Problem details: Count how many lines hold the word "name" and give that number as the whole answer.

-------------------------

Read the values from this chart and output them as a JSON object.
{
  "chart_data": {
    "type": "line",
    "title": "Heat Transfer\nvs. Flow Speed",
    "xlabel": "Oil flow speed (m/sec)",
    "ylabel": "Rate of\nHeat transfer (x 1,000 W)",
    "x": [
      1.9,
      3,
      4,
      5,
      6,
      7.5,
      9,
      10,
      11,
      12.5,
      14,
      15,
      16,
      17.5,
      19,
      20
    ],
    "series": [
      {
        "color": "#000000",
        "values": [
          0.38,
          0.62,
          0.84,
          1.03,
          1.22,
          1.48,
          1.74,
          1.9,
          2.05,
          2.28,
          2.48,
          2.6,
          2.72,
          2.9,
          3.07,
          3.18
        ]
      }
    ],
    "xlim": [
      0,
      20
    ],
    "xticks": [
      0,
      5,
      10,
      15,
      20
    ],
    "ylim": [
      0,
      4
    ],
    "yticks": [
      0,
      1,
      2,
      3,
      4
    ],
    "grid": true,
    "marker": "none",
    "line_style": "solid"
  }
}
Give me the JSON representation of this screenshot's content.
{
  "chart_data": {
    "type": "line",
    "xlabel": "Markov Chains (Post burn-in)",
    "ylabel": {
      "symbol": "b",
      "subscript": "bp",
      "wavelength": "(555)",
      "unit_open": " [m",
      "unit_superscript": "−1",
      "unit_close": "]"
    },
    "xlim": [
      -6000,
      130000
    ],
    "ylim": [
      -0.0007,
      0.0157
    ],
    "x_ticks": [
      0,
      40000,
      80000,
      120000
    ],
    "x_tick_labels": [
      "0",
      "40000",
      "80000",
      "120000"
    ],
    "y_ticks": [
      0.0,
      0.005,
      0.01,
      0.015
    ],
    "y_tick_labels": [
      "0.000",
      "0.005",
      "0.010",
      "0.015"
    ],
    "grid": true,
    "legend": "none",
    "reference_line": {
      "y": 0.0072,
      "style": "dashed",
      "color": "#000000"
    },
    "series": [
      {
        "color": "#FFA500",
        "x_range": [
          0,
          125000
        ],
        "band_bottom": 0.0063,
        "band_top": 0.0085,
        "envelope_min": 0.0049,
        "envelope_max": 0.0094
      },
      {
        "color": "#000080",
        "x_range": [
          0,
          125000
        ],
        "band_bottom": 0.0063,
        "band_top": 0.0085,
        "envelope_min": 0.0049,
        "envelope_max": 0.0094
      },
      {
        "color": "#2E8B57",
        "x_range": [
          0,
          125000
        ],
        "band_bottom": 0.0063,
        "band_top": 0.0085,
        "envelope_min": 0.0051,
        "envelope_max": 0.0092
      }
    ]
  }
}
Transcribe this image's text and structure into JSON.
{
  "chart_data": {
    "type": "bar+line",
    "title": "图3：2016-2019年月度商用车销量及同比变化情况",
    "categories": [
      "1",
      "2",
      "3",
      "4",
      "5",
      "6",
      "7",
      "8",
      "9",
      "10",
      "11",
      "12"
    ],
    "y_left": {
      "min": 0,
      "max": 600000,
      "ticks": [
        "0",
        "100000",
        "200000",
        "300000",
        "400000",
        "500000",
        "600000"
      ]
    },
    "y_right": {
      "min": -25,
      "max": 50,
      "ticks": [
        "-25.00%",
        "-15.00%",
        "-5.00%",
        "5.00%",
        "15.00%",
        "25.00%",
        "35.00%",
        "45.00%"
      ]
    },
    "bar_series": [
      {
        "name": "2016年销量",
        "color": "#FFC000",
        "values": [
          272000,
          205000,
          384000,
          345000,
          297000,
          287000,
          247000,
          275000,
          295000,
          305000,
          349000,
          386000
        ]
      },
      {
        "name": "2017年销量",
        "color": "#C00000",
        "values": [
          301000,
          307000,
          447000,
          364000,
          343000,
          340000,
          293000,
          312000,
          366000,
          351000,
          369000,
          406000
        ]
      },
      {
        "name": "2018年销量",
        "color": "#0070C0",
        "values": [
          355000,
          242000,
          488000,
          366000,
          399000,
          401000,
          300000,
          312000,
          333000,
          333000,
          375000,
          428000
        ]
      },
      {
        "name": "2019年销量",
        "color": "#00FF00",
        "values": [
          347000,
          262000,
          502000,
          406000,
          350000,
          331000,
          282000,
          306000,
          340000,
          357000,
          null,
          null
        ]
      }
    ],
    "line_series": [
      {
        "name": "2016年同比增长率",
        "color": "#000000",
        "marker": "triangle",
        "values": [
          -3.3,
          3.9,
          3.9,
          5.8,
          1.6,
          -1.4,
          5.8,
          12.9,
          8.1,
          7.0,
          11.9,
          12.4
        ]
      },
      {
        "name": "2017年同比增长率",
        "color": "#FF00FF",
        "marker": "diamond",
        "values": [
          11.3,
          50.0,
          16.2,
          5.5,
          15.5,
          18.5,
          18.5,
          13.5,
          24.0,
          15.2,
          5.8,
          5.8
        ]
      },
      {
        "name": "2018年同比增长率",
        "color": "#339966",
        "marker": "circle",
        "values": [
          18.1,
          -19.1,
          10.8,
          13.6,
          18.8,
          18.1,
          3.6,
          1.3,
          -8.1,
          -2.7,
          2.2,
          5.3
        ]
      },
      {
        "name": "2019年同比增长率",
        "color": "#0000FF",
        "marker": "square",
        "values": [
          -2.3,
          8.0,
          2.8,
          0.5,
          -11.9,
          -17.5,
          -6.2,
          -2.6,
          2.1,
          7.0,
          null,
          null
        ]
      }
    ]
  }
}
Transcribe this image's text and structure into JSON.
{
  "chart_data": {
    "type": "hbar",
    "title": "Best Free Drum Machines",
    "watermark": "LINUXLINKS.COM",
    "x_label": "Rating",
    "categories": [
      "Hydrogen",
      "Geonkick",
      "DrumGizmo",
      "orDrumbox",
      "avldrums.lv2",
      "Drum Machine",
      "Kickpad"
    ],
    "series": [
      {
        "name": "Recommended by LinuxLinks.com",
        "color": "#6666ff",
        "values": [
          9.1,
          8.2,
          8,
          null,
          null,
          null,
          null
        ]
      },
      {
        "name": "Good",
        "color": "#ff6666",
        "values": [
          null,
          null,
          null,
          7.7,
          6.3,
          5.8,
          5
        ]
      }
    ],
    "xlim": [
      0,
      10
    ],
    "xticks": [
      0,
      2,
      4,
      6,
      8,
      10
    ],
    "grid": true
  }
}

-------------------------

The result: 10